Your task is to repeat all of the data exactly while excluding the pictures.

Figure record extracts
-------------------------

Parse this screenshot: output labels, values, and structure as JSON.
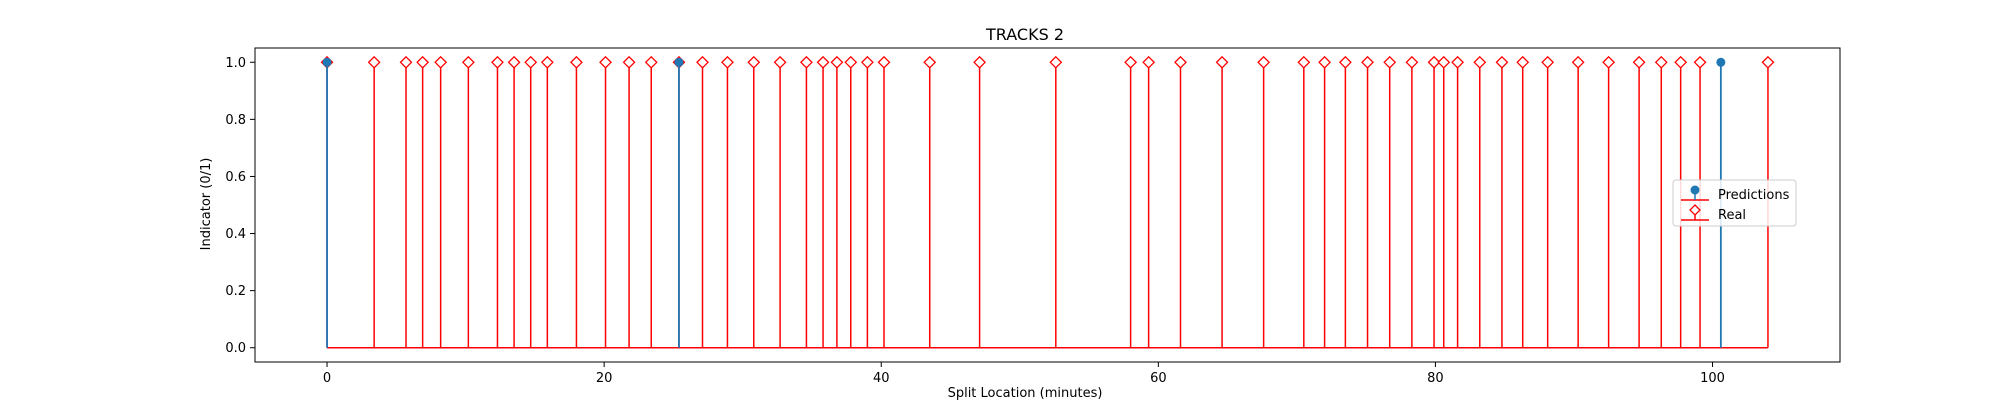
{
  "chart_data": {
    "type": "stem",
    "title": "TRACKS 2",
    "xlabel": "Split Location (minutes)",
    "ylabel": "Indicator (0/1)",
    "xlim": [
      -5.2,
      109.2
    ],
    "ylim": [
      -0.05,
      1.05
    ],
    "xticks": [
      0,
      20,
      40,
      60,
      80,
      100
    ],
    "xtick_labels": [
      "0",
      "20",
      "40",
      "60",
      "80",
      "100"
    ],
    "yticks": [
      0.0,
      0.2,
      0.4,
      0.6,
      0.8,
      1.0
    ],
    "ytick_labels": [
      "0.0",
      "0.2",
      "0.4",
      "0.6",
      "0.8",
      "1.0"
    ],
    "legend_position": "center-right",
    "series": [
      {
        "name": "Predictions",
        "color": "#1f77b4",
        "marker": "circle-filled",
        "x": [
          0,
          25.4,
          100.6
        ],
        "y": [
          1,
          1,
          1
        ]
      },
      {
        "name": "Real",
        "color": "#ff0000",
        "marker": "diamond-open",
        "x": [
          0,
          3.4,
          5.7,
          6.9,
          8.2,
          10.2,
          12.3,
          13.5,
          14.7,
          15.9,
          18.0,
          20.1,
          21.8,
          23.4,
          25.4,
          27.1,
          28.9,
          30.8,
          32.7,
          34.6,
          35.8,
          36.8,
          37.8,
          39.0,
          40.2,
          43.5,
          47.1,
          52.6,
          58.0,
          59.3,
          61.6,
          64.6,
          67.6,
          70.5,
          72.0,
          73.5,
          75.1,
          76.7,
          78.3,
          79.9,
          80.6,
          81.6,
          83.2,
          84.8,
          86.3,
          88.1,
          90.3,
          92.5,
          94.7,
          96.3,
          97.7,
          99.1,
          104.0
        ],
        "y": [
          1,
          1,
          1,
          1,
          1,
          1,
          1,
          1,
          1,
          1,
          1,
          1,
          1,
          1,
          1,
          1,
          1,
          1,
          1,
          1,
          1,
          1,
          1,
          1,
          1,
          1,
          1,
          1,
          1,
          1,
          1,
          1,
          1,
          1,
          1,
          1,
          1,
          1,
          1,
          1,
          1,
          1,
          1,
          1,
          1,
          1,
          1,
          1,
          1,
          1,
          1,
          1,
          1
        ]
      }
    ]
  }
}
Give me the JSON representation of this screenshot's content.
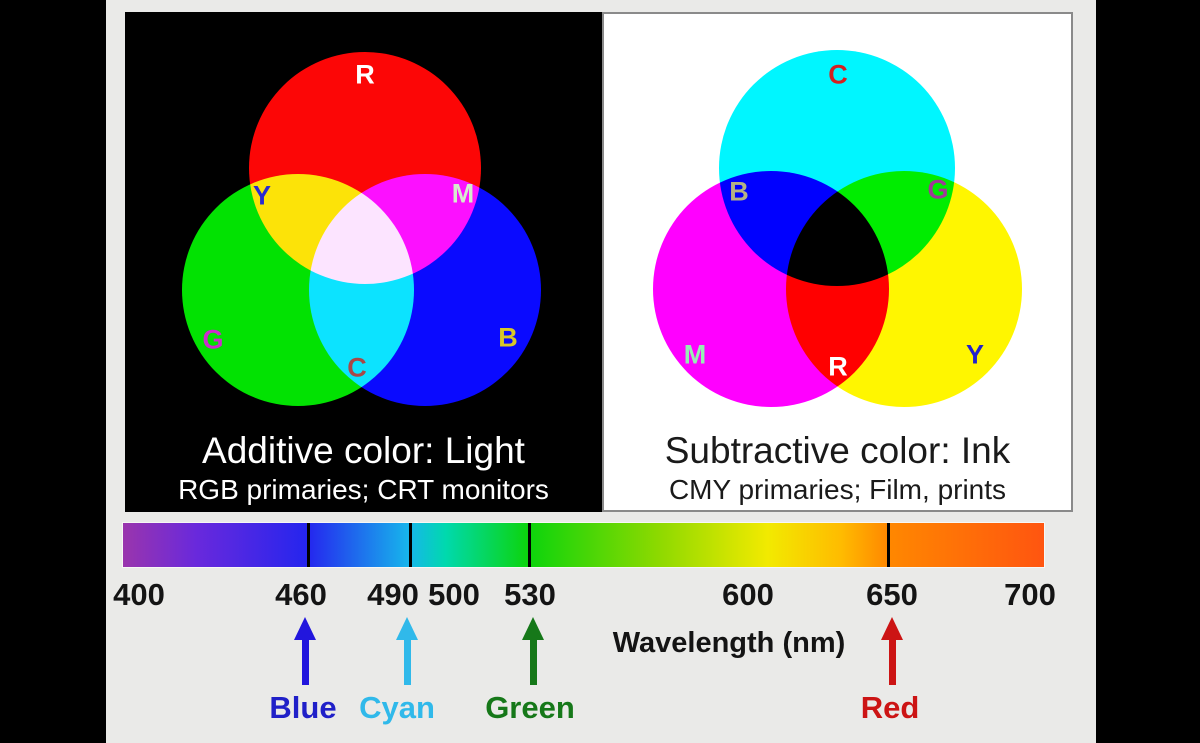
{
  "scene": {
    "outer_background": "#000000",
    "canvas_background": "#eaeae8"
  },
  "panels": {
    "additive": {
      "title": "Additive color: Light",
      "subtitle": "RGB primaries; CRT monitors",
      "background": "#000000",
      "text_color": "#ffffff",
      "circles": [
        {
          "name": "red-circle",
          "color": "#fc0606"
        },
        {
          "name": "green-circle",
          "color": "#02e202"
        },
        {
          "name": "blue-circle",
          "color": "#0a0aff"
        }
      ],
      "labels": [
        {
          "text": "R",
          "color": "#ffffff"
        },
        {
          "text": "Y",
          "color": "#2a2ad0"
        },
        {
          "text": "M",
          "color": "#d6eccd"
        },
        {
          "text": "G",
          "color": "#cc2ccc"
        },
        {
          "text": "C",
          "color": "#a84848"
        },
        {
          "text": "B",
          "color": "#d8c828"
        }
      ]
    },
    "subtractive": {
      "title": "Subtractive color: Ink",
      "subtitle": "CMY primaries; Film, prints",
      "background": "#ffffff",
      "border_color": "#8a8a8a",
      "text_color": "#1a1a1a",
      "circles": [
        {
          "name": "cyan-circle",
          "color": "#00f6ff"
        },
        {
          "name": "magenta-circle",
          "color": "#ff00ff"
        },
        {
          "name": "yellow-circle",
          "color": "#fff600"
        }
      ],
      "labels": [
        {
          "text": "C",
          "color": "#d42020"
        },
        {
          "text": "B",
          "color": "#b4b284"
        },
        {
          "text": "G",
          "color": "#a03896"
        },
        {
          "text": "M",
          "color": "#96eeb4"
        },
        {
          "text": "R",
          "color": "#ffffff"
        },
        {
          "text": "Y",
          "color": "#2222cc"
        }
      ]
    }
  },
  "spectrum": {
    "axis_title": "Wavelength (nm)",
    "axis_labels": [
      "400",
      "460",
      "490",
      "500",
      "530",
      "600",
      "650",
      "700"
    ],
    "ticks": [
      {
        "wavelength": "460",
        "pct": 20.0
      },
      {
        "wavelength": "490",
        "pct": 31.1
      },
      {
        "wavelength": "530",
        "pct": 44.0
      },
      {
        "wavelength": "650",
        "pct": 83.0
      }
    ],
    "gradient_stops": [
      {
        "pct": 0,
        "color": "#9a35ad"
      },
      {
        "pct": 8,
        "color": "#6929dc"
      },
      {
        "pct": 20,
        "color": "#2525ee"
      },
      {
        "pct": 31,
        "color": "#17b5ec"
      },
      {
        "pct": 35,
        "color": "#00d9ae"
      },
      {
        "pct": 44,
        "color": "#0cd40c"
      },
      {
        "pct": 58,
        "color": "#8cd900"
      },
      {
        "pct": 70,
        "color": "#f2ea00"
      },
      {
        "pct": 78,
        "color": "#ffbb00"
      },
      {
        "pct": 83,
        "color": "#ff8800"
      },
      {
        "pct": 100,
        "color": "#ff5510"
      }
    ],
    "arrows": [
      {
        "label": "Blue",
        "wavelength": "460",
        "color": "#2216dd",
        "label_color": "#2020c8"
      },
      {
        "label": "Cyan",
        "wavelength": "490",
        "color": "#30b9ea",
        "label_color": "#30b9ea"
      },
      {
        "label": "Green",
        "wavelength": "530",
        "color": "#167819",
        "label_color": "#167819"
      },
      {
        "label": "Red",
        "wavelength": "650",
        "color": "#cc1414",
        "label_color": "#cc1414"
      }
    ]
  }
}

-------------------------

Task response:
Parse this screenshot: output labels, values, and structure as JSON.
{
  "chart_data": {
    "type": "stem",
    "title": "TRACKS 2",
    "xlabel": "Split Location (minutes)",
    "ylabel": "Indicator (0/1)",
    "xlim": [
      -5.2,
      109.2
    ],
    "ylim": [
      -0.05,
      1.05
    ],
    "xticks": [
      0,
      20,
      40,
      60,
      80,
      100
    ],
    "xtick_labels": [
      "0",
      "20",
      "40",
      "60",
      "80",
      "100"
    ],
    "yticks": [
      0.0,
      0.2,
      0.4,
      0.6,
      0.8,
      1.0
    ],
    "ytick_labels": [
      "0.0",
      "0.2",
      "0.4",
      "0.6",
      "0.8",
      "1.0"
    ],
    "legend_position": "center-right",
    "series": [
      {
        "name": "Predictions",
        "color": "#1f77b4",
        "marker": "circle-filled",
        "x": [
          0,
          25.4,
          100.6
        ],
        "y": [
          1,
          1,
          1
        ]
      },
      {
        "name": "Real",
        "color": "#ff0000",
        "marker": "diamond-open",
        "x": [
          0,
          3.4,
          5.7,
          6.9,
          8.2,
          10.2,
          12.3,
          13.5,
          14.7,
          15.9,
          18.0,
          20.1,
          21.8,
          23.4,
          25.4,
          27.1,
          28.9,
          30.8,
          32.7,
          34.6,
          35.8,
          36.8,
          37.8,
          39.0,
          40.2,
          43.5,
          47.1,
          52.6,
          58.0,
          59.3,
          61.6,
          64.6,
          67.6,
          70.5,
          72.0,
          73.5,
          75.1,
          76.7,
          78.3,
          79.9,
          80.6,
          81.6,
          83.2,
          84.8,
          86.3,
          88.1,
          90.3,
          92.5,
          94.7,
          96.3,
          97.7,
          99.1,
          104.0
        ],
        "y": [
          1,
          1,
          1,
          1,
          1,
          1,
          1,
          1,
          1,
          1,
          1,
          1,
          1,
          1,
          1,
          1,
          1,
          1,
          1,
          1,
          1,
          1,
          1,
          1,
          1,
          1,
          1,
          1,
          1,
          1,
          1,
          1,
          1,
          1,
          1,
          1,
          1,
          1,
          1,
          1,
          1,
          1,
          1,
          1,
          1,
          1,
          1,
          1,
          1,
          1,
          1,
          1,
          1
        ]
      }
    ]
  }
}
Give me the JSON representation of this screenshot's content.
{
  "scene": {
    "outer_background": "#000000",
    "canvas_background": "#eaeae8"
  },
  "panels": {
    "additive": {
      "title": "Additive color: Light",
      "subtitle": "RGB primaries; CRT monitors",
      "background": "#000000",
      "text_color": "#ffffff",
      "circles": [
        {
          "name": "red-circle",
          "color": "#fc0606"
        },
        {
          "name": "green-circle",
          "color": "#02e202"
        },
        {
          "name": "blue-circle",
          "color": "#0a0aff"
        }
      ],
      "labels": [
        {
          "text": "R",
          "color": "#ffffff"
        },
        {
          "text": "Y",
          "color": "#2a2ad0"
        },
        {
          "text": "M",
          "color": "#d6eccd"
        },
        {
          "text": "G",
          "color": "#cc2ccc"
        },
        {
          "text": "C",
          "color": "#a84848"
        },
        {
          "text": "B",
          "color": "#d8c828"
        }
      ]
    },
    "subtractive": {
      "title": "Subtractive color: Ink",
      "subtitle": "CMY primaries; Film, prints",
      "background": "#ffffff",
      "border_color": "#8a8a8a",
      "text_color": "#1a1a1a",
      "circles": [
        {
          "name": "cyan-circle",
          "color": "#00f6ff"
        },
        {
          "name": "magenta-circle",
          "color": "#ff00ff"
        },
        {
          "name": "yellow-circle",
          "color": "#fff600"
        }
      ],
      "labels": [
        {
          "text": "C",
          "color": "#d42020"
        },
        {
          "text": "B",
          "color": "#b4b284"
        },
        {
          "text": "G",
          "color": "#a03896"
        },
        {
          "text": "M",
          "color": "#96eeb4"
        },
        {
          "text": "R",
          "color": "#ffffff"
        },
        {
          "text": "Y",
          "color": "#2222cc"
        }
      ]
    }
  },
  "spectrum": {
    "axis_title": "Wavelength (nm)",
    "axis_labels": [
      "400",
      "460",
      "490",
      "500",
      "530",
      "600",
      "650",
      "700"
    ],
    "ticks": [
      {
        "wavelength": "460",
        "pct": 20.0
      },
      {
        "wavelength": "490",
        "pct": 31.1
      },
      {
        "wavelength": "530",
        "pct": 44.0
      },
      {
        "wavelength": "650",
        "pct": 83.0
      }
    ],
    "gradient_stops": [
      {
        "pct": 0,
        "color": "#9a35ad"
      },
      {
        "pct": 8,
        "color": "#6929dc"
      },
      {
        "pct": 20,
        "color": "#2525ee"
      },
      {
        "pct": 31,
        "color": "#17b5ec"
      },
      {
        "pct": 35,
        "color": "#00d9ae"
      },
      {
        "pct": 44,
        "color": "#0cd40c"
      },
      {
        "pct": 58,
        "color": "#8cd900"
      },
      {
        "pct": 70,
        "color": "#f2ea00"
      },
      {
        "pct": 78,
        "color": "#ffbb00"
      },
      {
        "pct": 83,
        "color": "#ff8800"
      },
      {
        "pct": 100,
        "color": "#ff5510"
      }
    ],
    "arrows": [
      {
        "label": "Blue",
        "wavelength": "460",
        "color": "#2216dd",
        "label_color": "#2020c8"
      },
      {
        "label": "Cyan",
        "wavelength": "490",
        "color": "#30b9ea",
        "label_color": "#30b9ea"
      },
      {
        "label": "Green",
        "wavelength": "530",
        "color": "#167819",
        "label_color": "#167819"
      },
      {
        "label": "Red",
        "wavelength": "650",
        "color": "#cc1414",
        "label_color": "#cc1414"
      }
    ]
  }
}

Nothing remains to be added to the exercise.